A high MTBC isolate recovery rate of 78.8% was obtained, higher than that reported in similar studies (Hamblion et al., 2016, Mears et al., 2015) and this strengthens the power of the sample size to make assessments of the TB transmission rate in Ghana. This study identified a high TB clustering (recent TB transmission) rate of 41.2%, which is quite alarming, with the urban and rural areas having estimated rates of 41.7% and 9.0%, respectively (Table 2b). These findings call for intensifying community outreach programs to encourage early case reporting and infection control. Moreover, the analysis predicted the probability of clustering to generally increase with the increase in the number of TB contacts (Figure 5). This means that a susceptible individual is likely to have TB and be involved in a recently transmitted event as the number of TB contacts increases.

Table 2b.

**AIM OF THE TASK:** Retype everything in the excerpt on TB transmission in Ghana from "A high MTBC" down to "TB contacts increases.", unchanged.

**DATA RECORDS:**
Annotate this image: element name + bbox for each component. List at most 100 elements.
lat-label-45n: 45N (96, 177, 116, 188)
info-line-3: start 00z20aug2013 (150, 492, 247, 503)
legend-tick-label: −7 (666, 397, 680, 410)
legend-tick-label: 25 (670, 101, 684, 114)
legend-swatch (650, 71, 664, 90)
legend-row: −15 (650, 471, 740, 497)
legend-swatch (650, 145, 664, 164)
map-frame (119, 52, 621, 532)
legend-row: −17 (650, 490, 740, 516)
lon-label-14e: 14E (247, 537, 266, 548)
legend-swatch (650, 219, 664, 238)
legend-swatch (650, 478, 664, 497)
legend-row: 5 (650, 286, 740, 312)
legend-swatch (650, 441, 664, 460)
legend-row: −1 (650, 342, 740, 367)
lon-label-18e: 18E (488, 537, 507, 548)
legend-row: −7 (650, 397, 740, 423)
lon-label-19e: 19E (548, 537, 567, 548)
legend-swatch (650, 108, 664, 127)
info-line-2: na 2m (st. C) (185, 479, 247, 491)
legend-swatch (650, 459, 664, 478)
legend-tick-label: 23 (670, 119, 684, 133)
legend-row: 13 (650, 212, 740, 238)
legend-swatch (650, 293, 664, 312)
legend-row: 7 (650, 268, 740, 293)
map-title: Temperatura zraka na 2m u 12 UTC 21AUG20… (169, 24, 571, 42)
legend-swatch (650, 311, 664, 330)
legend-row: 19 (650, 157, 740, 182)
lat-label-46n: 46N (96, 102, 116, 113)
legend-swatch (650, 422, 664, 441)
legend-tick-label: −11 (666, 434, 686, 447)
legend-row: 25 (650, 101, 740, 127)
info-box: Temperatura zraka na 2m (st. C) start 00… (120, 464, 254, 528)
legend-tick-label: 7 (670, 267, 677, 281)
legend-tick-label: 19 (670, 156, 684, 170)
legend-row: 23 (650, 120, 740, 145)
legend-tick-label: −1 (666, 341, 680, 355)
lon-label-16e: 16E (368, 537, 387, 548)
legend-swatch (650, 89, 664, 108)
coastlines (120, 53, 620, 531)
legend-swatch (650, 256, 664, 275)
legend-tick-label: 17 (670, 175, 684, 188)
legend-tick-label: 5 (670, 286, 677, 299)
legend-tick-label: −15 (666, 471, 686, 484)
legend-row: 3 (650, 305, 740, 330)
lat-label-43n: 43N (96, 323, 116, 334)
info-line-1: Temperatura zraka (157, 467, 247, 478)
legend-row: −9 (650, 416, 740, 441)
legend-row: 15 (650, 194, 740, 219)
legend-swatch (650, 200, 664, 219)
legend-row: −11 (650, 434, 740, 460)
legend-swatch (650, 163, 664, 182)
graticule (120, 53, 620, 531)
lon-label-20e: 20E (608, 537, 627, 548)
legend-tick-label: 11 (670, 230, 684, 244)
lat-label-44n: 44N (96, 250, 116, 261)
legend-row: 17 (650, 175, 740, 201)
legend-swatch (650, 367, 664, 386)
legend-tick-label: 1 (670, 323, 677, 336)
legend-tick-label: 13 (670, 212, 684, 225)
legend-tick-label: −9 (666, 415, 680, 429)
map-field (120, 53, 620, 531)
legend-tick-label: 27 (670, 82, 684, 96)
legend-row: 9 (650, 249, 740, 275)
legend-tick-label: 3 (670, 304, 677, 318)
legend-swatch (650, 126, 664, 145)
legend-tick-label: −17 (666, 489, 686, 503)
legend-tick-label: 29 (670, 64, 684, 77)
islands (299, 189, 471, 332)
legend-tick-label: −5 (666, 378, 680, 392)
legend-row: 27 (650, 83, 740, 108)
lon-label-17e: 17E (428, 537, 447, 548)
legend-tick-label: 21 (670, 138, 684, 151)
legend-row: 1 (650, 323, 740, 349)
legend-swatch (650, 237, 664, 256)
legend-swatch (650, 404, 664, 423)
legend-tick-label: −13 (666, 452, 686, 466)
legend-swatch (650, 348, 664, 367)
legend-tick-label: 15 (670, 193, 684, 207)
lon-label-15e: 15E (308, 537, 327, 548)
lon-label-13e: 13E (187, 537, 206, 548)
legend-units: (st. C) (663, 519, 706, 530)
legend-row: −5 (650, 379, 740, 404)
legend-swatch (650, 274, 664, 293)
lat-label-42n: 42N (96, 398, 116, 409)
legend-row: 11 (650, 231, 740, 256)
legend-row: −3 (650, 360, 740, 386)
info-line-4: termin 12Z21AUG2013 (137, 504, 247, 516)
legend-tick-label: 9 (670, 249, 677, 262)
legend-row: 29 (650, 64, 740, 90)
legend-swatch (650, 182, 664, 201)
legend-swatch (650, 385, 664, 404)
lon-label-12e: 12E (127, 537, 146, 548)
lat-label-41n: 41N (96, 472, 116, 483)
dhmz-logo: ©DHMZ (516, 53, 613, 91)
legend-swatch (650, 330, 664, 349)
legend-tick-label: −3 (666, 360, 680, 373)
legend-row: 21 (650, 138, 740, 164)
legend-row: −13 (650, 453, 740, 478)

**REPLY:**
A high MTBC isolate recovery rate of 78.8% was obtained, higher than that reported in similar studies (Hamblion et al., 2016, Mears et al., 2015) and this strengthens the power of the sample size to make assessments of the TB transmission rate in Ghana. This study identified a high TB clustering (recent TB transmission) rate of 41.2%, which is quite alarming, with the urban and rural areas having estimated rates of 41.7% and 9.0%, respectively (Table 2b). These findings call for intensifying community outreach programs to encourage early case reporting and infection control. Moreover, the analysis predicted the probability of clustering to generally increase with the increase in the number of TB contacts (Figure 5). This means that a susceptible individual is likely to have TB and be involved in a recently transmitted event as the number of TB contacts increases.